REQUIREMENTS:
Images are excluded; otherwise, output every record exactly.

----

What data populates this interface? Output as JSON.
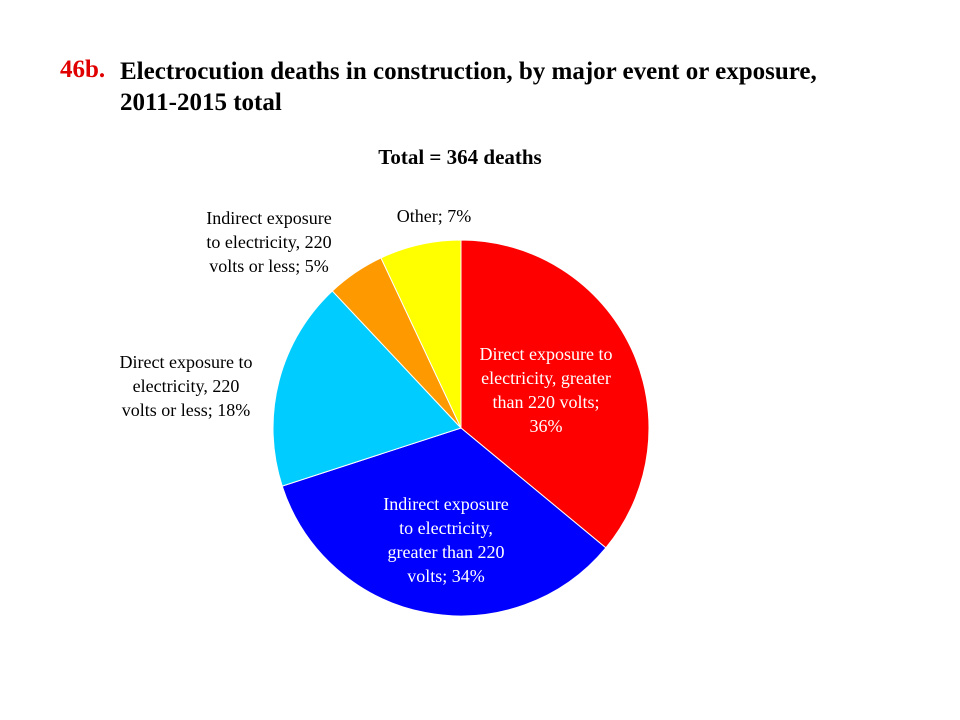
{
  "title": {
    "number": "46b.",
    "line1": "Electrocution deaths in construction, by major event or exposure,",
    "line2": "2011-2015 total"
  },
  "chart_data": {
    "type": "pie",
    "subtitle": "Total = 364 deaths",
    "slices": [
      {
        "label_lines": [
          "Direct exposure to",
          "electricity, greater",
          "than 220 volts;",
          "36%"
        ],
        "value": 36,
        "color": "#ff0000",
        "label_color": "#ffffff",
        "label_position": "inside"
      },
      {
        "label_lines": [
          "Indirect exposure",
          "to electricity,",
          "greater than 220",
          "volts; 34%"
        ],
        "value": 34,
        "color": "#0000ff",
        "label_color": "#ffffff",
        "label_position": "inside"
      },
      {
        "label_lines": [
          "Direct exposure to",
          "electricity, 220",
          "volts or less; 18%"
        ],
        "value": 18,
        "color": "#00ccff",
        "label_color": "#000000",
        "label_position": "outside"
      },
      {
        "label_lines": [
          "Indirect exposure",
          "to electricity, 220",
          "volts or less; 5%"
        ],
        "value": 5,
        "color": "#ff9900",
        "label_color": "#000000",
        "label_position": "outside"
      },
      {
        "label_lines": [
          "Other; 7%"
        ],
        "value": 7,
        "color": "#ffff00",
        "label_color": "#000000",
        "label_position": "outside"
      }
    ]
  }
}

----

EXERCISE RESULT:
What data populates this interface? Output as JSON.
{
  "title": {
    "number": "46b.",
    "line1": "Electrocution deaths in construction, by major event or exposure,",
    "line2": "2011-2015 total"
  },
  "chart_data": {
    "type": "pie",
    "subtitle": "Total = 364 deaths",
    "slices": [
      {
        "label_lines": [
          "Direct exposure to",
          "electricity, greater",
          "than 220 volts;",
          "36%"
        ],
        "value": 36,
        "color": "#ff0000",
        "label_color": "#ffffff",
        "label_position": "inside"
      },
      {
        "label_lines": [
          "Indirect exposure",
          "to electricity,",
          "greater than 220",
          "volts; 34%"
        ],
        "value": 34,
        "color": "#0000ff",
        "label_color": "#ffffff",
        "label_position": "inside"
      },
      {
        "label_lines": [
          "Direct exposure to",
          "electricity, 220",
          "volts or less; 18%"
        ],
        "value": 18,
        "color": "#00ccff",
        "label_color": "#000000",
        "label_position": "outside"
      },
      {
        "label_lines": [
          "Indirect exposure",
          "to electricity, 220",
          "volts or less; 5%"
        ],
        "value": 5,
        "color": "#ff9900",
        "label_color": "#000000",
        "label_position": "outside"
      },
      {
        "label_lines": [
          "Other; 7%"
        ],
        "value": 7,
        "color": "#ffff00",
        "label_color": "#000000",
        "label_position": "outside"
      }
    ]
  }
}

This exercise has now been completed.